▶
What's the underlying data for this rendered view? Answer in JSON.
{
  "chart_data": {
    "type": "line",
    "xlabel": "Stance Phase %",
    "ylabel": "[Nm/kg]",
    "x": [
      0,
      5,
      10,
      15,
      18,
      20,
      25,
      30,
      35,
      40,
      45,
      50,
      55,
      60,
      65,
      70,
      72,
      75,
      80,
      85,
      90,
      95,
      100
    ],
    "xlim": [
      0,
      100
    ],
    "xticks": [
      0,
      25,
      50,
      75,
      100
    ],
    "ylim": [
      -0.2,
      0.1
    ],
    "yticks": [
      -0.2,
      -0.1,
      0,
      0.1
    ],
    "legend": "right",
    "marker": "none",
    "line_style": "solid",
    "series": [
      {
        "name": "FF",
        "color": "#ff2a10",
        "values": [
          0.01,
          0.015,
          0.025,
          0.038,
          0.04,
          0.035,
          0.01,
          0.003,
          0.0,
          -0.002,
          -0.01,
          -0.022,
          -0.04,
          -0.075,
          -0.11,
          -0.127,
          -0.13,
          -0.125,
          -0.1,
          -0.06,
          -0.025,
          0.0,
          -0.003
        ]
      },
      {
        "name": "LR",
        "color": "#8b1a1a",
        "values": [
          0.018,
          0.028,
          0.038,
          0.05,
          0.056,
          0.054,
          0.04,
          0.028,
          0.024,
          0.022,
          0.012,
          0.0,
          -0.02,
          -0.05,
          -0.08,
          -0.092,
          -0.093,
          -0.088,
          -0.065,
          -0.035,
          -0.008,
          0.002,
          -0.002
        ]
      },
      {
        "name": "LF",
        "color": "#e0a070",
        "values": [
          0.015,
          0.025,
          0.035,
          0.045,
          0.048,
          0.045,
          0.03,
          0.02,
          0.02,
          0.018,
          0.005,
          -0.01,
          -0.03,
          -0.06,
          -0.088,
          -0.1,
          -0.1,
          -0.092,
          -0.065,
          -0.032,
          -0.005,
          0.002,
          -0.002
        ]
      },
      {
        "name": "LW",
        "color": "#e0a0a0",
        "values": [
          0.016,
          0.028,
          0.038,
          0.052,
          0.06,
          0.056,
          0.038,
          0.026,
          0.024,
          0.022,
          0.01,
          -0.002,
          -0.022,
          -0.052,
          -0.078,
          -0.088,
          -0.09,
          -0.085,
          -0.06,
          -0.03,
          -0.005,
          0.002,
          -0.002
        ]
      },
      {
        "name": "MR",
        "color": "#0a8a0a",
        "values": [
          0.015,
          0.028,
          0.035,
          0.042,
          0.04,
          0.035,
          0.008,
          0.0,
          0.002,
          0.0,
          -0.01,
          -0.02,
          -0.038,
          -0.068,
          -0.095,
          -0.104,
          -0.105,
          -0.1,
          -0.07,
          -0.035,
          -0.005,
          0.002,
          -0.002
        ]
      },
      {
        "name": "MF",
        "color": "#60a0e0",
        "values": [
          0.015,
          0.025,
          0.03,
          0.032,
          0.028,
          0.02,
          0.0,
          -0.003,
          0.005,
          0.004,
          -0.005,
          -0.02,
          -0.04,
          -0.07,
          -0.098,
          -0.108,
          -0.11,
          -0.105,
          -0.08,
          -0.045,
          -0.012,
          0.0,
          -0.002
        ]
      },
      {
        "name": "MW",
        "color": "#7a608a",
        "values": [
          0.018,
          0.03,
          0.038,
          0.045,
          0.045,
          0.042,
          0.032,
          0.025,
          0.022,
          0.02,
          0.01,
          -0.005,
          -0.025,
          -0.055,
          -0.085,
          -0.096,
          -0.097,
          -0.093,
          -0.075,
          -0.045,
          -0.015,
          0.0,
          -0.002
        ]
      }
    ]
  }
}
◀
- _Stated task_
Determine how many lines in the data above contain the string "color". Give nothing except the number.

- _Result of the task_
7